__Data lines__

◆ ◆ ◆ ◆ ◆ ◆ ◆

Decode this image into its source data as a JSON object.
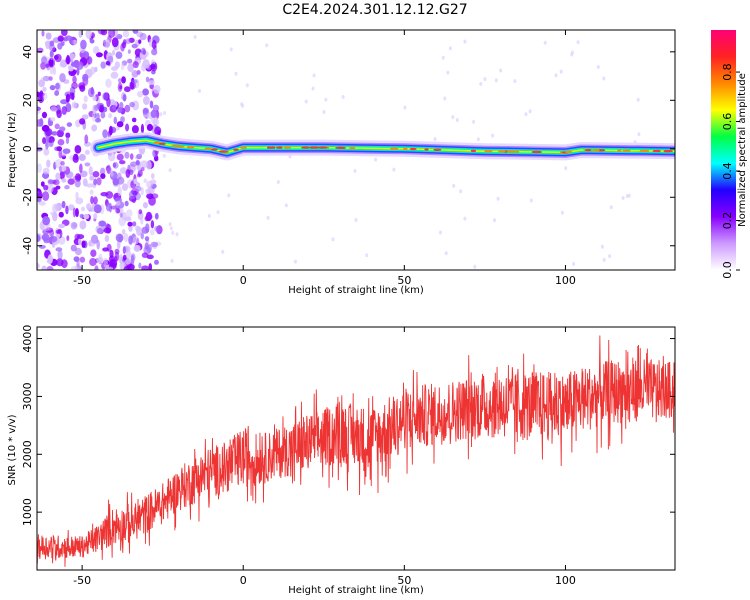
{
  "title": "C2E4.2024.301.12.12.G27",
  "chart_data": [
    {
      "type": "heatmap",
      "xlabel": "Height of straight line (km)",
      "ylabel": "Frequency (Hz)",
      "xlim": [
        -64,
        134
      ],
      "ylim": [
        -50,
        49
      ],
      "xticks": [
        -50,
        0,
        50,
        100
      ],
      "yticks": [
        -40,
        -20,
        0,
        20,
        40
      ],
      "colorbar": {
        "label": "Normalized spectral amplitude",
        "range": [
          0,
          0.97
        ],
        "ticks": [
          0.0,
          0.2,
          0.4,
          0.6,
          0.8
        ],
        "colors": [
          "#ffffff",
          "#cc99ff",
          "#8800ff",
          "#2200ff",
          "#00ffff",
          "#00ff44",
          "#ffff00",
          "#ff8800",
          "#ff2222",
          "#ff0077"
        ]
      },
      "ridge": [
        {
          "x": -45,
          "y": 0.5
        },
        {
          "x": -40,
          "y": 2
        },
        {
          "x": -35,
          "y": 3
        },
        {
          "x": -30,
          "y": 3.5
        },
        {
          "x": -25,
          "y": 2
        },
        {
          "x": -20,
          "y": 1
        },
        {
          "x": -15,
          "y": 0.5
        },
        {
          "x": -10,
          "y": 0
        },
        {
          "x": -5,
          "y": -1.5
        },
        {
          "x": 0,
          "y": 0.5
        },
        {
          "x": 25,
          "y": 0.5
        },
        {
          "x": 50,
          "y": 0
        },
        {
          "x": 75,
          "y": -1
        },
        {
          "x": 100,
          "y": -1.5
        },
        {
          "x": 105,
          "y": -0.5
        },
        {
          "x": 134,
          "y": -1
        }
      ]
    },
    {
      "type": "line",
      "xlabel": "Height of straight line (km)",
      "ylabel": "SNR (10 * v/v)",
      "xlim": [
        -64,
        134
      ],
      "ylim": [
        0,
        4200
      ],
      "xticks": [
        -50,
        0,
        50,
        100
      ],
      "yticks": [
        1000,
        2000,
        3000,
        4000
      ],
      "color": "#ee3333",
      "series": [
        {
          "envelope": [
            {
              "x": -64,
              "low": 0,
              "high": 800
            },
            {
              "x": -50,
              "low": 50,
              "high": 750
            },
            {
              "x": -45,
              "low": 100,
              "high": 1000
            },
            {
              "x": -40,
              "low": 150,
              "high": 1400
            },
            {
              "x": -35,
              "low": 200,
              "high": 1350
            },
            {
              "x": -30,
              "low": 350,
              "high": 1600
            },
            {
              "x": -25,
              "low": 500,
              "high": 1800
            },
            {
              "x": -20,
              "low": 700,
              "high": 2100
            },
            {
              "x": -15,
              "low": 800,
              "high": 2300
            },
            {
              "x": -10,
              "low": 900,
              "high": 2500
            },
            {
              "x": -5,
              "low": 950,
              "high": 2600
            },
            {
              "x": 0,
              "low": 1000,
              "high": 2900
            },
            {
              "x": 5,
              "low": 1100,
              "high": 2700
            },
            {
              "x": 10,
              "low": 1200,
              "high": 2800
            },
            {
              "x": 20,
              "low": 1300,
              "high": 3100
            },
            {
              "x": 30,
              "low": 1400,
              "high": 3350
            },
            {
              "x": 40,
              "low": 1200,
              "high": 3300
            },
            {
              "x": 50,
              "low": 1600,
              "high": 3600
            },
            {
              "x": 60,
              "low": 1700,
              "high": 3700
            },
            {
              "x": 70,
              "low": 1800,
              "high": 3800
            },
            {
              "x": 80,
              "low": 1800,
              "high": 3900
            },
            {
              "x": 90,
              "low": 1700,
              "high": 3950
            },
            {
              "x": 100,
              "low": 1800,
              "high": 3900
            },
            {
              "x": 110,
              "low": 2000,
              "high": 4050
            },
            {
              "x": 120,
              "low": 2100,
              "high": 4150
            },
            {
              "x": 134,
              "low": 2200,
              "high": 4000
            }
          ]
        }
      ]
    }
  ]
}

◆ ◆ ◆ ◆ ◆ ◆ ◆

__To do__
Each record above must be returned exactly as written, with its pictures omitted.

__Task result__
Decode this image into its source data as a JSON object.
{
  "title": "C2E4.2024.301.12.12.G27",
  "chart_data": [
    {
      "type": "heatmap",
      "xlabel": "Height of straight line (km)",
      "ylabel": "Frequency (Hz)",
      "xlim": [
        -64,
        134
      ],
      "ylim": [
        -50,
        49
      ],
      "xticks": [
        -50,
        0,
        50,
        100
      ],
      "yticks": [
        -40,
        -20,
        0,
        20,
        40
      ],
      "colorbar": {
        "label": "Normalized spectral amplitude",
        "range": [
          0,
          0.97
        ],
        "ticks": [
          0.0,
          0.2,
          0.4,
          0.6,
          0.8
        ],
        "colors": [
          "#ffffff",
          "#cc99ff",
          "#8800ff",
          "#2200ff",
          "#00ffff",
          "#00ff44",
          "#ffff00",
          "#ff8800",
          "#ff2222",
          "#ff0077"
        ]
      },
      "ridge": [
        {
          "x": -45,
          "y": 0.5
        },
        {
          "x": -40,
          "y": 2
        },
        {
          "x": -35,
          "y": 3
        },
        {
          "x": -30,
          "y": 3.5
        },
        {
          "x": -25,
          "y": 2
        },
        {
          "x": -20,
          "y": 1
        },
        {
          "x": -15,
          "y": 0.5
        },
        {
          "x": -10,
          "y": 0
        },
        {
          "x": -5,
          "y": -1.5
        },
        {
          "x": 0,
          "y": 0.5
        },
        {
          "x": 25,
          "y": 0.5
        },
        {
          "x": 50,
          "y": 0
        },
        {
          "x": 75,
          "y": -1
        },
        {
          "x": 100,
          "y": -1.5
        },
        {
          "x": 105,
          "y": -0.5
        },
        {
          "x": 134,
          "y": -1
        }
      ]
    },
    {
      "type": "line",
      "xlabel": "Height of straight line (km)",
      "ylabel": "SNR (10 * v/v)",
      "xlim": [
        -64,
        134
      ],
      "ylim": [
        0,
        4200
      ],
      "xticks": [
        -50,
        0,
        50,
        100
      ],
      "yticks": [
        1000,
        2000,
        3000,
        4000
      ],
      "color": "#ee3333",
      "series": [
        {
          "envelope": [
            {
              "x": -64,
              "low": 0,
              "high": 800
            },
            {
              "x": -50,
              "low": 50,
              "high": 750
            },
            {
              "x": -45,
              "low": 100,
              "high": 1000
            },
            {
              "x": -40,
              "low": 150,
              "high": 1400
            },
            {
              "x": -35,
              "low": 200,
              "high": 1350
            },
            {
              "x": -30,
              "low": 350,
              "high": 1600
            },
            {
              "x": -25,
              "low": 500,
              "high": 1800
            },
            {
              "x": -20,
              "low": 700,
              "high": 2100
            },
            {
              "x": -15,
              "low": 800,
              "high": 2300
            },
            {
              "x": -10,
              "low": 900,
              "high": 2500
            },
            {
              "x": -5,
              "low": 950,
              "high": 2600
            },
            {
              "x": 0,
              "low": 1000,
              "high": 2900
            },
            {
              "x": 5,
              "low": 1100,
              "high": 2700
            },
            {
              "x": 10,
              "low": 1200,
              "high": 2800
            },
            {
              "x": 20,
              "low": 1300,
              "high": 3100
            },
            {
              "x": 30,
              "low": 1400,
              "high": 3350
            },
            {
              "x": 40,
              "low": 1200,
              "high": 3300
            },
            {
              "x": 50,
              "low": 1600,
              "high": 3600
            },
            {
              "x": 60,
              "low": 1700,
              "high": 3700
            },
            {
              "x": 70,
              "low": 1800,
              "high": 3800
            },
            {
              "x": 80,
              "low": 1800,
              "high": 3900
            },
            {
              "x": 90,
              "low": 1700,
              "high": 3950
            },
            {
              "x": 100,
              "low": 1800,
              "high": 3900
            },
            {
              "x": 110,
              "low": 2000,
              "high": 4050
            },
            {
              "x": 120,
              "low": 2100,
              "high": 4150
            },
            {
              "x": 134,
              "low": 2200,
              "high": 4000
            }
          ]
        }
      ]
    }
  ]
}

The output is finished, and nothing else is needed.